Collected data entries
-- Start --

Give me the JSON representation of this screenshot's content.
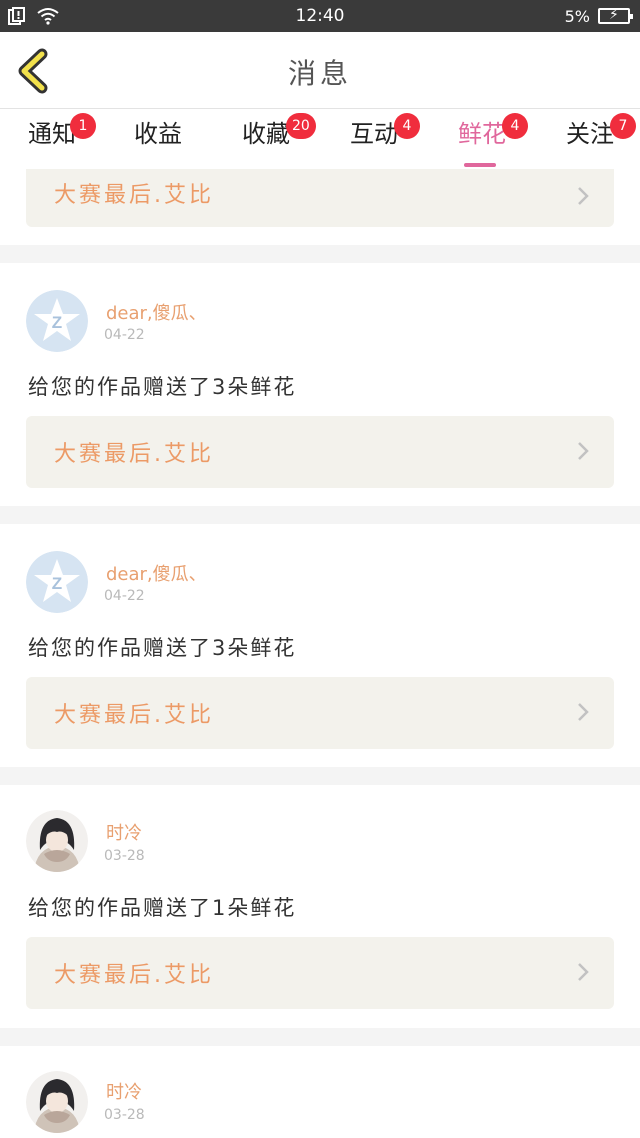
{
  "status_bar": {
    "time": "12:40",
    "battery": "5%"
  },
  "header": {
    "title": "消息"
  },
  "tabs": [
    {
      "label": "通知",
      "badge": "1"
    },
    {
      "label": "收益",
      "badge": ""
    },
    {
      "label": "收藏",
      "badge": "20"
    },
    {
      "label": "互动",
      "badge": "4"
    },
    {
      "label": "鲜花",
      "badge": "4",
      "active": true
    },
    {
      "label": "关注",
      "badge": "7"
    }
  ],
  "top_ref": {
    "title": "大赛最后.艾比"
  },
  "messages": [
    {
      "user": "dear,傻瓜、",
      "date": "04-22",
      "text": "给您的作品赠送了3朵鲜花",
      "ref": "大赛最后.艾比",
      "avatar": "qzone-avatar"
    },
    {
      "user": "dear,傻瓜、",
      "date": "04-22",
      "text": "给您的作品赠送了3朵鲜花",
      "ref": "大赛最后.艾比",
      "avatar": "qzone-avatar"
    },
    {
      "user": "时冷",
      "date": "03-28",
      "text": "给您的作品赠送了1朵鲜花",
      "ref": "大赛最后.艾比",
      "avatar": "anime-avatar"
    },
    {
      "user": "时冷",
      "date": "03-28",
      "text": "",
      "ref": "",
      "avatar": "anime-avatar"
    }
  ],
  "colors": {
    "accent": "#e0679c",
    "badge": "#f02d3d",
    "name": "#e8a070",
    "ref_text": "#ec9a66",
    "ref_bg": "#f3f2ec"
  }
}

-- End --

Description of the task: Scan the listing above. Gather each line that contains the word "badge".

Final result:
      "badge": "1"
      "badge": ""
      "badge": "20"
      "badge": "4"
      "badge": "4",
      "badge": "7"
    "badge": "#f02d3d",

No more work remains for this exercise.